Extracted records
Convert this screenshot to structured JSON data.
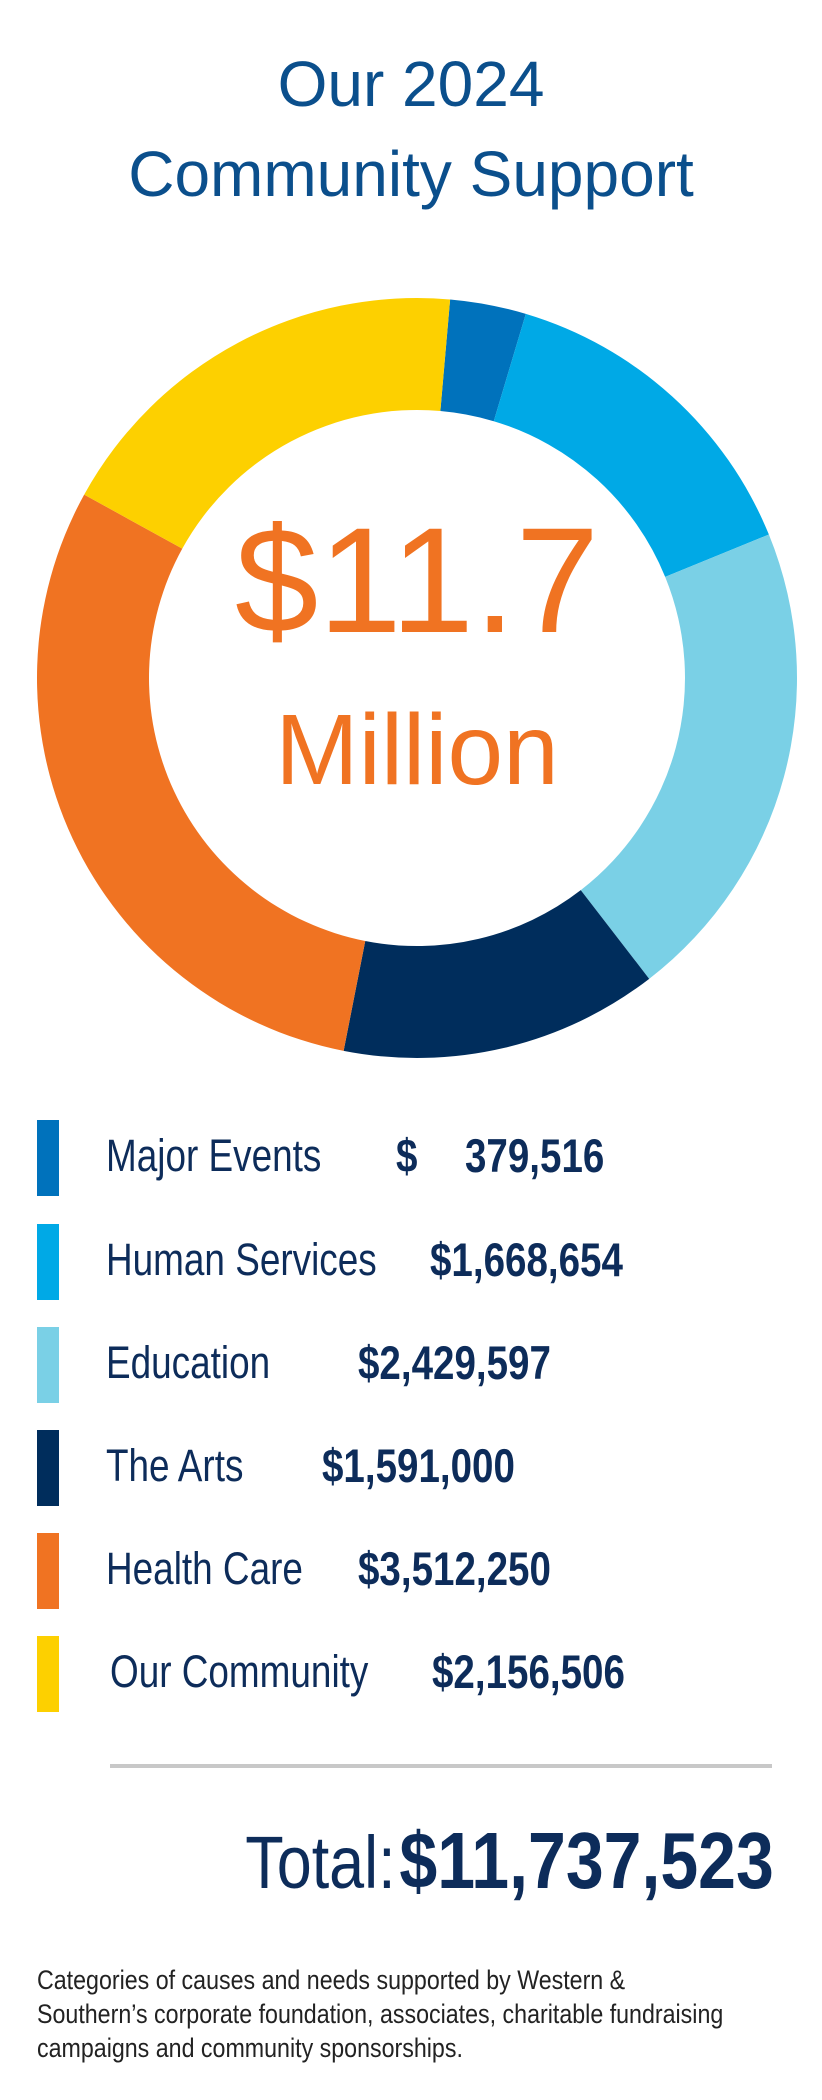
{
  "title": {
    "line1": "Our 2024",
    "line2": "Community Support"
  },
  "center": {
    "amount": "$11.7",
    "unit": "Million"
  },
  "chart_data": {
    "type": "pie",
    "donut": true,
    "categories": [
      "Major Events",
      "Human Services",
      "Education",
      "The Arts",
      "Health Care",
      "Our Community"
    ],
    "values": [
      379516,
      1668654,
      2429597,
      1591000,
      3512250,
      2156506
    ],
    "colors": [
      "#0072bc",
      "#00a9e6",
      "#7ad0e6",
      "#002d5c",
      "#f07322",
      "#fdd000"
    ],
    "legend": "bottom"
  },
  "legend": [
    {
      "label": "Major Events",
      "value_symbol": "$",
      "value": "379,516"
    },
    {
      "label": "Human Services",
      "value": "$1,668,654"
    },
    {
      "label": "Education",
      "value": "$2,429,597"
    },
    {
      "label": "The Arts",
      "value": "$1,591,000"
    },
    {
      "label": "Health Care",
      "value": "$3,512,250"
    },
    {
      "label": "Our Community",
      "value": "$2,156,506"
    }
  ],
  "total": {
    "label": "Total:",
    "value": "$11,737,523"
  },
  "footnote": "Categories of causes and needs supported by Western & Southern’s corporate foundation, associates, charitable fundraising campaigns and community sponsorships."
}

#### SET PROBLEM:
Copy the entries above faithfully and omit every image.

#### PROBLEM SOLUTION:
Convert this screenshot to structured JSON data.
{
  "title": {
    "line1": "Our 2024",
    "line2": "Community Support"
  },
  "center": {
    "amount": "$11.7",
    "unit": "Million"
  },
  "chart_data": {
    "type": "pie",
    "donut": true,
    "categories": [
      "Major Events",
      "Human Services",
      "Education",
      "The Arts",
      "Health Care",
      "Our Community"
    ],
    "values": [
      379516,
      1668654,
      2429597,
      1591000,
      3512250,
      2156506
    ],
    "colors": [
      "#0072bc",
      "#00a9e6",
      "#7ad0e6",
      "#002d5c",
      "#f07322",
      "#fdd000"
    ],
    "legend": "bottom"
  },
  "legend": [
    {
      "label": "Major Events",
      "value_symbol": "$",
      "value": "379,516"
    },
    {
      "label": "Human Services",
      "value": "$1,668,654"
    },
    {
      "label": "Education",
      "value": "$2,429,597"
    },
    {
      "label": "The Arts",
      "value": "$1,591,000"
    },
    {
      "label": "Health Care",
      "value": "$3,512,250"
    },
    {
      "label": "Our Community",
      "value": "$2,156,506"
    }
  ],
  "total": {
    "label": "Total:",
    "value": "$11,737,523"
  },
  "footnote": "Categories of causes and needs supported by Western & Southern’s corporate foundation, associates, charitable fundraising campaigns and community sponsorships."
}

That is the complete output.